# Stated problem:
State how many lines of the entries hold the string "value", and output nothing but that count.

# Supplied material:

start

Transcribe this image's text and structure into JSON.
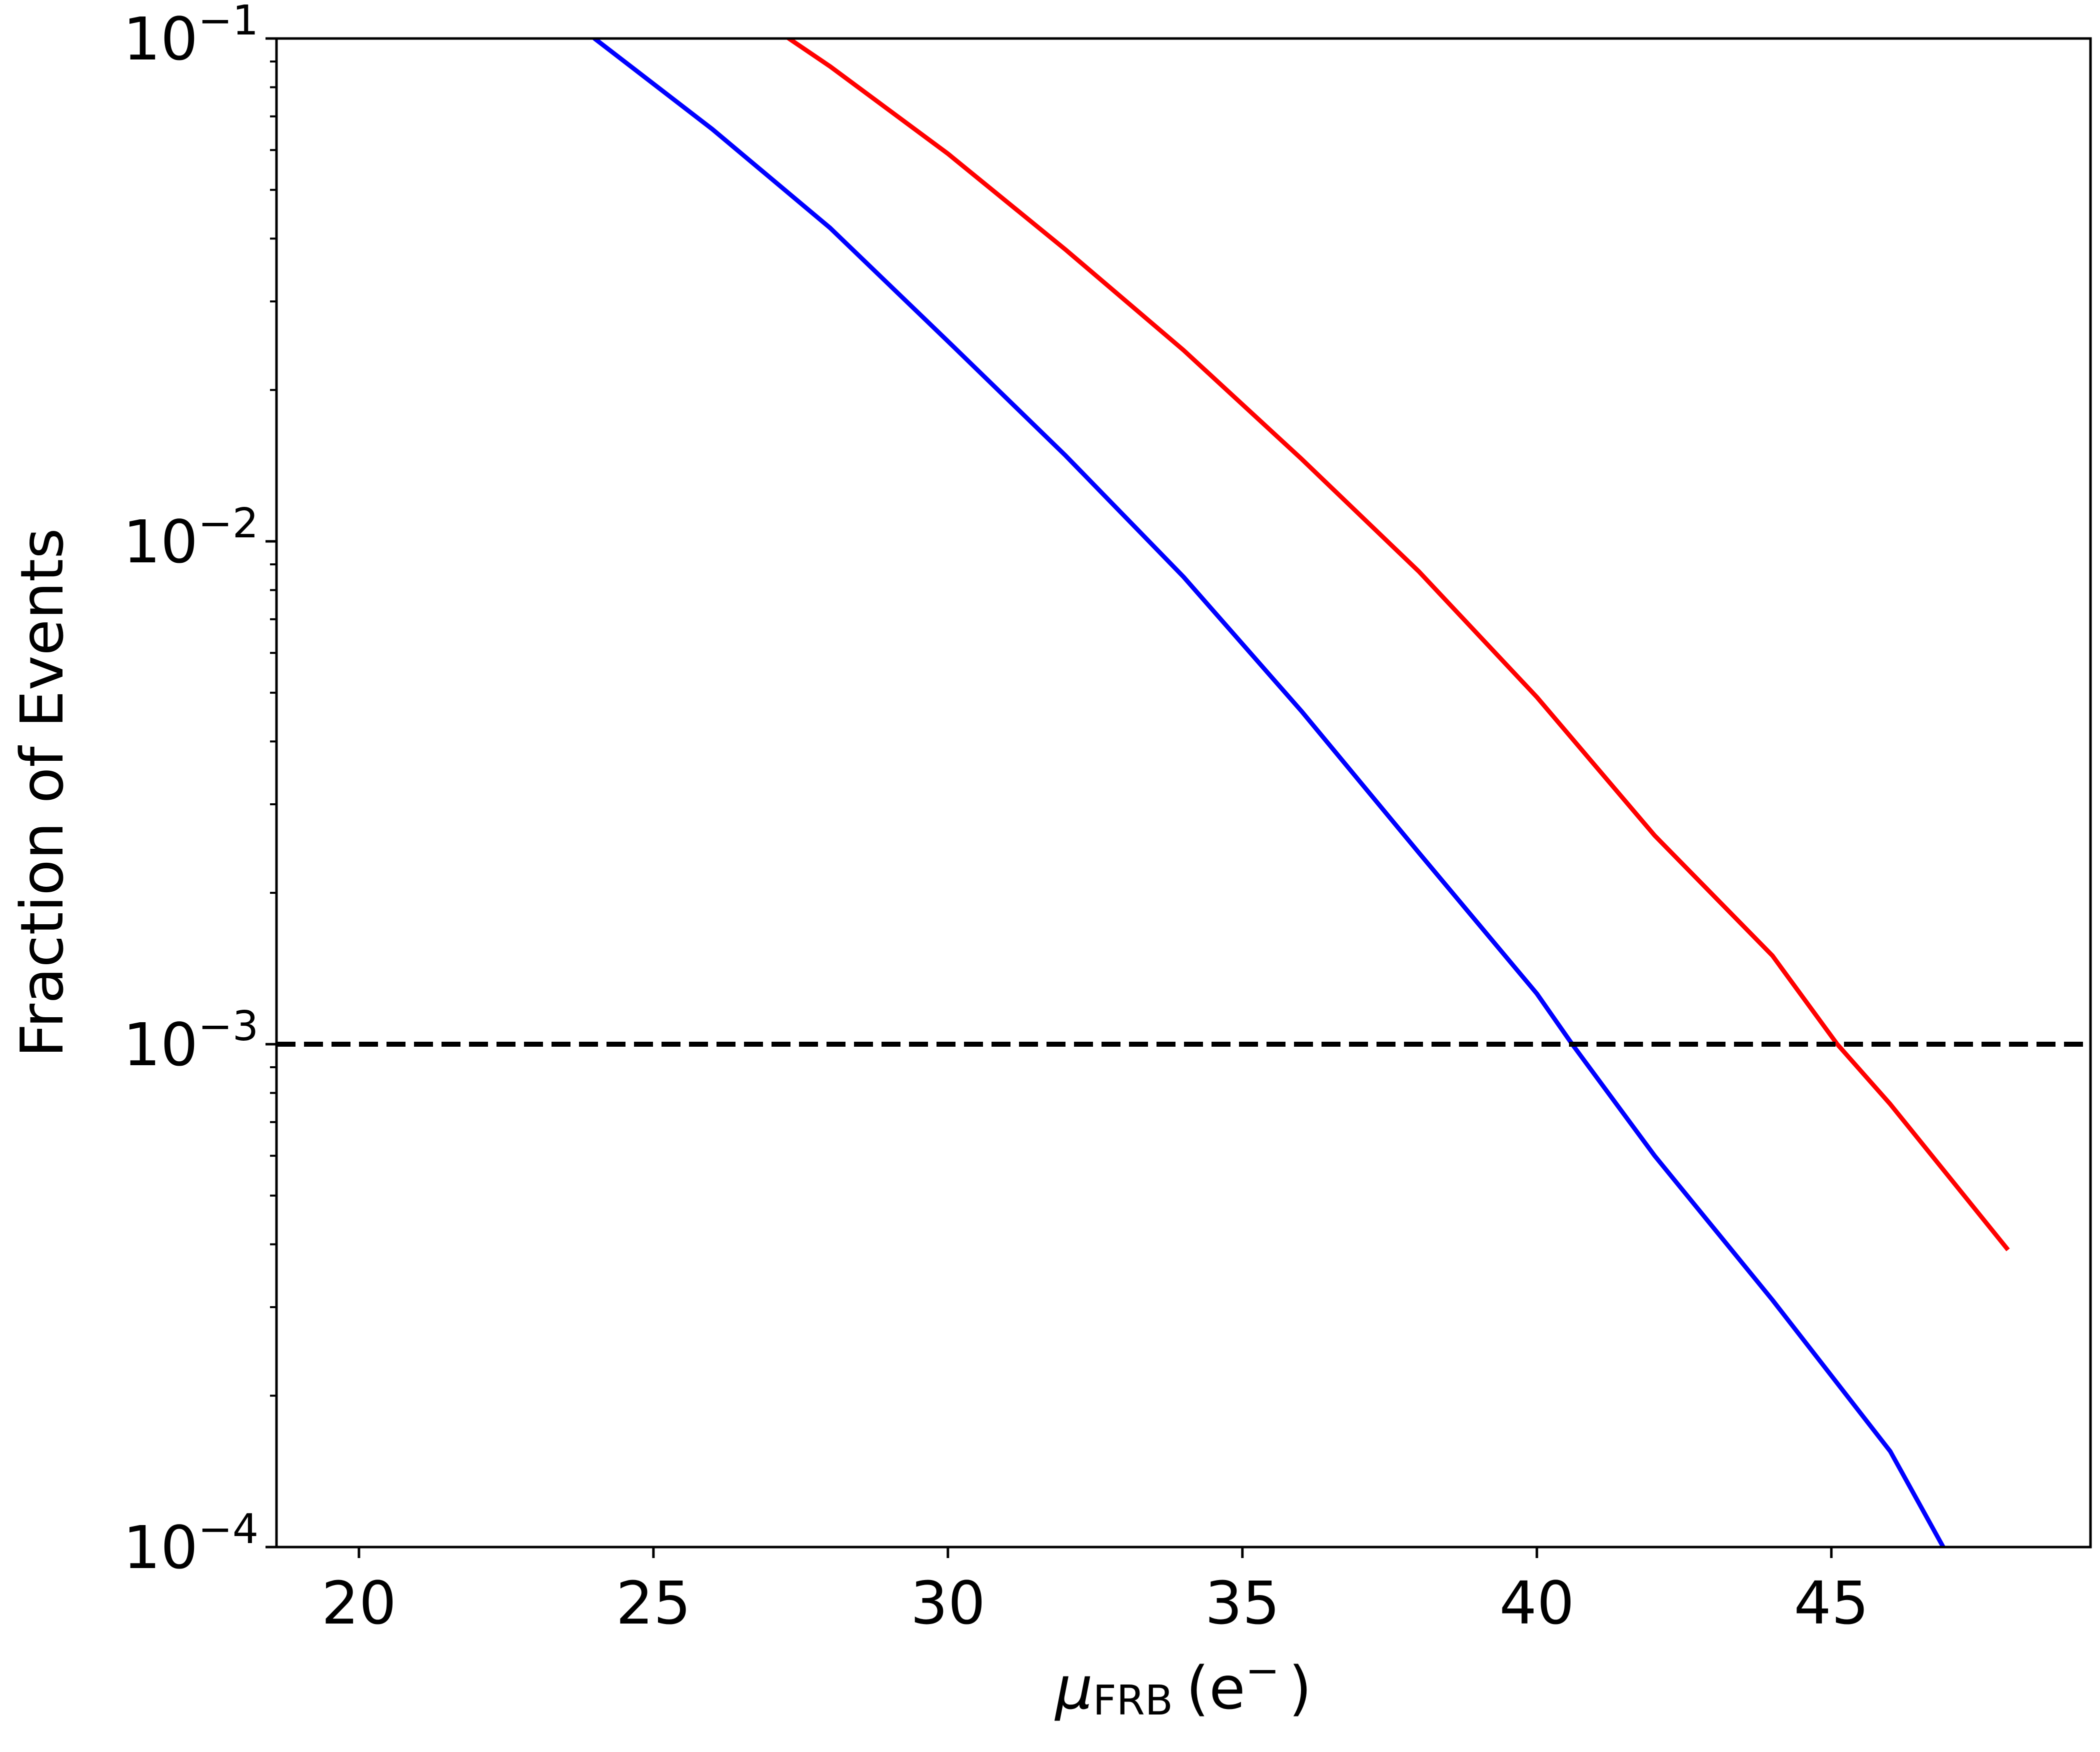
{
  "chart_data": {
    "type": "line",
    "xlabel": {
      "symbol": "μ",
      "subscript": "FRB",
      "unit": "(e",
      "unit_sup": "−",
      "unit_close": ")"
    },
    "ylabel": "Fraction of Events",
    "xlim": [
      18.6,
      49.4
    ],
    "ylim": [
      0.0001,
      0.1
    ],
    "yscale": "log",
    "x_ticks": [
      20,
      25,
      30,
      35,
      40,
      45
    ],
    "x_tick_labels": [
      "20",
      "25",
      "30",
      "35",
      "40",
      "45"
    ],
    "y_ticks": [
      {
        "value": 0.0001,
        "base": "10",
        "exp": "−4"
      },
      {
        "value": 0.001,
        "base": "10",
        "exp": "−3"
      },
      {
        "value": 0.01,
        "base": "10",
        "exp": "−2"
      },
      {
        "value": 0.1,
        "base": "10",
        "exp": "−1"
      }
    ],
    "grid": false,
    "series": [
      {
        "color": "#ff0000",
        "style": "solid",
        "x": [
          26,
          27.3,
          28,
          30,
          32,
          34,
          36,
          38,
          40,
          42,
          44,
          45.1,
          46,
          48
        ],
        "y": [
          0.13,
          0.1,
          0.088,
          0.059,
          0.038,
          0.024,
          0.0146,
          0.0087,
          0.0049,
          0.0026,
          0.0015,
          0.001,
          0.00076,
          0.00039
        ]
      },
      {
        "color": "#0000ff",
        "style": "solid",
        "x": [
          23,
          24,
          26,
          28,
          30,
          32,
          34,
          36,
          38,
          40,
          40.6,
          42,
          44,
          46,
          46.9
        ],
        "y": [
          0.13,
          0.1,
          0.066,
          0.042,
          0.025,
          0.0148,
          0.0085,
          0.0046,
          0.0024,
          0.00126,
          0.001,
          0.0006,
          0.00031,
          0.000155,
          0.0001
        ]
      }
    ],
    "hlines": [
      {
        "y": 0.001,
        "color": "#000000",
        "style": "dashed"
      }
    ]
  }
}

end

# Solved exercise:
4